Entries taken from a collection:
=======
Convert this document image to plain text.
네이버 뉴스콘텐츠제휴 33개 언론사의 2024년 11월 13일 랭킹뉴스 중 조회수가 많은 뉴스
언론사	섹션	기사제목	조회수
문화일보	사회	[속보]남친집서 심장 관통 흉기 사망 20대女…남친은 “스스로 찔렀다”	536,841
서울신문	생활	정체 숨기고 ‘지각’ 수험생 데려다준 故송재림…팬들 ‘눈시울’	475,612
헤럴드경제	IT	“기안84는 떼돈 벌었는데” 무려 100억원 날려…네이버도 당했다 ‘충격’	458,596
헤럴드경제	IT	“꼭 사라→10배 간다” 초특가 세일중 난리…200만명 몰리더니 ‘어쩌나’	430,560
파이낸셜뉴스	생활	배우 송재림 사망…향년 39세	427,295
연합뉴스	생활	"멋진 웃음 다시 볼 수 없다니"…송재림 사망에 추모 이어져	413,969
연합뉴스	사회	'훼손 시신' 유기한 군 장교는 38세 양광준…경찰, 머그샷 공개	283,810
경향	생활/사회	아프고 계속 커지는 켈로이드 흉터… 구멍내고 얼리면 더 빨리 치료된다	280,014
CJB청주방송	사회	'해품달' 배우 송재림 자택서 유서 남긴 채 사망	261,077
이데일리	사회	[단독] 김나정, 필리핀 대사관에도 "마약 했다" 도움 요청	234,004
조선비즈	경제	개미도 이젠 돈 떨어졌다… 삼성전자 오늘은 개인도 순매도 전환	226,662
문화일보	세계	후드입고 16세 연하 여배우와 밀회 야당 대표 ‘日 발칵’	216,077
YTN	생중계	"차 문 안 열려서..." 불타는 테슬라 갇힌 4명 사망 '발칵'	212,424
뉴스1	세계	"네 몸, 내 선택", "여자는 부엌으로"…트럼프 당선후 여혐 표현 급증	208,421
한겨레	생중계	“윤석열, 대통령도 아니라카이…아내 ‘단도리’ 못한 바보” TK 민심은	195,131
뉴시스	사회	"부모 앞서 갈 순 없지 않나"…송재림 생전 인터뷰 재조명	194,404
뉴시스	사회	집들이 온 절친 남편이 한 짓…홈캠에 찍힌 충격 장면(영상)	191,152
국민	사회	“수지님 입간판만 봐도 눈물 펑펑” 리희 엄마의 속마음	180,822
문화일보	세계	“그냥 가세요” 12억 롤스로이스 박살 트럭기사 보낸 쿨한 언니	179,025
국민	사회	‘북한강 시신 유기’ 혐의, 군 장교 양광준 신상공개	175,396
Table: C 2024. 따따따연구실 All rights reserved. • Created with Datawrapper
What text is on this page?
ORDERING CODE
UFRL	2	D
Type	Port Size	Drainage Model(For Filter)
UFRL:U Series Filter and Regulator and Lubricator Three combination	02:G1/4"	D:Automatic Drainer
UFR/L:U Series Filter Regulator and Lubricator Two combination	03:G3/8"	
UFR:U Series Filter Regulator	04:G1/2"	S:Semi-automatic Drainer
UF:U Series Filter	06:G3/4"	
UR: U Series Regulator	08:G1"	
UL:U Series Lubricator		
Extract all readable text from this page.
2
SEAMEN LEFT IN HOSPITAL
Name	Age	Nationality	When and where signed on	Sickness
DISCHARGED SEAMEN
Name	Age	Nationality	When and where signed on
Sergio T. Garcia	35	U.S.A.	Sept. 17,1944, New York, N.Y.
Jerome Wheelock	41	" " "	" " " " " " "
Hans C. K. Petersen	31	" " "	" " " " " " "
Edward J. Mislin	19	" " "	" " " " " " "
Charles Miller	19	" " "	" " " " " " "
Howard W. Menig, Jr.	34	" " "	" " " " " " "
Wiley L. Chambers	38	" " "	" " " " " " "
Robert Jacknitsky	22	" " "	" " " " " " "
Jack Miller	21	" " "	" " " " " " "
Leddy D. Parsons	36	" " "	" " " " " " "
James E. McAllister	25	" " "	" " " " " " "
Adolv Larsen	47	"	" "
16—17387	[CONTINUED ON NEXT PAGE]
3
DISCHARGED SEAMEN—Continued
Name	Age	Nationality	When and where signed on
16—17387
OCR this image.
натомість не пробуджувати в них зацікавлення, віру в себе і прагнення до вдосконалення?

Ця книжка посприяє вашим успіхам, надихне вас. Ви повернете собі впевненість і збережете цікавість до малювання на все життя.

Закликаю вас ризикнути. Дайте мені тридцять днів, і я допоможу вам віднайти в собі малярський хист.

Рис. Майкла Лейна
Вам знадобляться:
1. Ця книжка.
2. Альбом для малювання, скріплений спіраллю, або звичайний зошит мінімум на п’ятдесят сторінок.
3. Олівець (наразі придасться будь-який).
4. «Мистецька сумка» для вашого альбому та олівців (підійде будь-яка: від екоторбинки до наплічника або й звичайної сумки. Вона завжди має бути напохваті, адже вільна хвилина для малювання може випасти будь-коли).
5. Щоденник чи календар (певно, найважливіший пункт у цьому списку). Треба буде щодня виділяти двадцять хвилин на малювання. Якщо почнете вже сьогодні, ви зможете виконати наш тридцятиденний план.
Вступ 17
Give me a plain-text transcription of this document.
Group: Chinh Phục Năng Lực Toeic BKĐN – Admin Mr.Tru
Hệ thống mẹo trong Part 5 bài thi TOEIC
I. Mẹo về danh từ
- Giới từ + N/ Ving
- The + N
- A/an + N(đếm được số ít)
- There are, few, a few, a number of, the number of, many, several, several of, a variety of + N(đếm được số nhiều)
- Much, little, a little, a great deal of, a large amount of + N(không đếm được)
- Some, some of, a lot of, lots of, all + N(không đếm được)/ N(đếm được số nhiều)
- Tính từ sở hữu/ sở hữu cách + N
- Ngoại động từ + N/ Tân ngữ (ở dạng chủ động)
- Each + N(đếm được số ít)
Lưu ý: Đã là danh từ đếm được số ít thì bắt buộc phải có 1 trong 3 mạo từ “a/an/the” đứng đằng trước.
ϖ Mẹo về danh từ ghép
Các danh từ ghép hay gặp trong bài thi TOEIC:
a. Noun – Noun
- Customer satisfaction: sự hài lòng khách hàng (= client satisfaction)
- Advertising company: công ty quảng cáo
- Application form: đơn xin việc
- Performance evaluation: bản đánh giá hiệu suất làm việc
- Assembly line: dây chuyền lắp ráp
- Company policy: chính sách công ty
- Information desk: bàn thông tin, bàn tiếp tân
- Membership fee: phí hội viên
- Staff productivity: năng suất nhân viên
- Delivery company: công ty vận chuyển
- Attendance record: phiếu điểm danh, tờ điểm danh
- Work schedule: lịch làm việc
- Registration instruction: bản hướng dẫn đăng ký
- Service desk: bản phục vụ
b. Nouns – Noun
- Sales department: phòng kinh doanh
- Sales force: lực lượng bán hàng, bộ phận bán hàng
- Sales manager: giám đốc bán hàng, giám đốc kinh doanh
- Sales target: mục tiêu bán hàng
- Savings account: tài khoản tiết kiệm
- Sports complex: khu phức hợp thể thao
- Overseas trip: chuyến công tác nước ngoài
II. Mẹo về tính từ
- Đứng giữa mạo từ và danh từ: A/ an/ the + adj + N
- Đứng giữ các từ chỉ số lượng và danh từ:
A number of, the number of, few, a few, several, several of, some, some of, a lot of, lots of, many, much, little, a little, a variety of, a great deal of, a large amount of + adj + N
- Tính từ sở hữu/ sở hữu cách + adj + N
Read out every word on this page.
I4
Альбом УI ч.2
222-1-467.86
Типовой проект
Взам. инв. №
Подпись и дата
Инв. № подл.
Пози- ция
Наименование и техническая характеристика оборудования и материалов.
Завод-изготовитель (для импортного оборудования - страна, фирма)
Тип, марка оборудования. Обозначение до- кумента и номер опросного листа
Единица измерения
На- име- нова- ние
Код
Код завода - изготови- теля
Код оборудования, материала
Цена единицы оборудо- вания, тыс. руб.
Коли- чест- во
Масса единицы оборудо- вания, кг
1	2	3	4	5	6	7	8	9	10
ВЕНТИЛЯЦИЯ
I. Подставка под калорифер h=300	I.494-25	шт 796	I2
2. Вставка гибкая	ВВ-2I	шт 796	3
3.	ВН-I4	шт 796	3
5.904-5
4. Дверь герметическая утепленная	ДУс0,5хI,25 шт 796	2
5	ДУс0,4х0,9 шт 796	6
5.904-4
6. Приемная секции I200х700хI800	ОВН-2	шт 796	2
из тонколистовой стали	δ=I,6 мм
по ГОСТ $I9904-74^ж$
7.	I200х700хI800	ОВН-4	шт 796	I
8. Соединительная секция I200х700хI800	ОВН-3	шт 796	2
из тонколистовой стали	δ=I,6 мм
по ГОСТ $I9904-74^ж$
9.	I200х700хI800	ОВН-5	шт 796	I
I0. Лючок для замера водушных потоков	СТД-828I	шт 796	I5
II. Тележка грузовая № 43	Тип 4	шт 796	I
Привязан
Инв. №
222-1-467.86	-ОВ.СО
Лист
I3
=======
• [The task]:
Copy out every line of the data that includes the word "Filter".

• [Final result]:
Type	Port Size	Drainage Model(For Filter)
UFRL:U Series Filter and Regulator and Lubricator Three combination	02:G1/4"	D:Automatic Drainer
UFR/L:U Series Filter Regulator and Lubricator Two combination	03:G3/8"	
UFR:U Series Filter Regulator	04:G1/2"	S:Semi-automatic Drainer
UF:U Series Filter	06:G3/4"	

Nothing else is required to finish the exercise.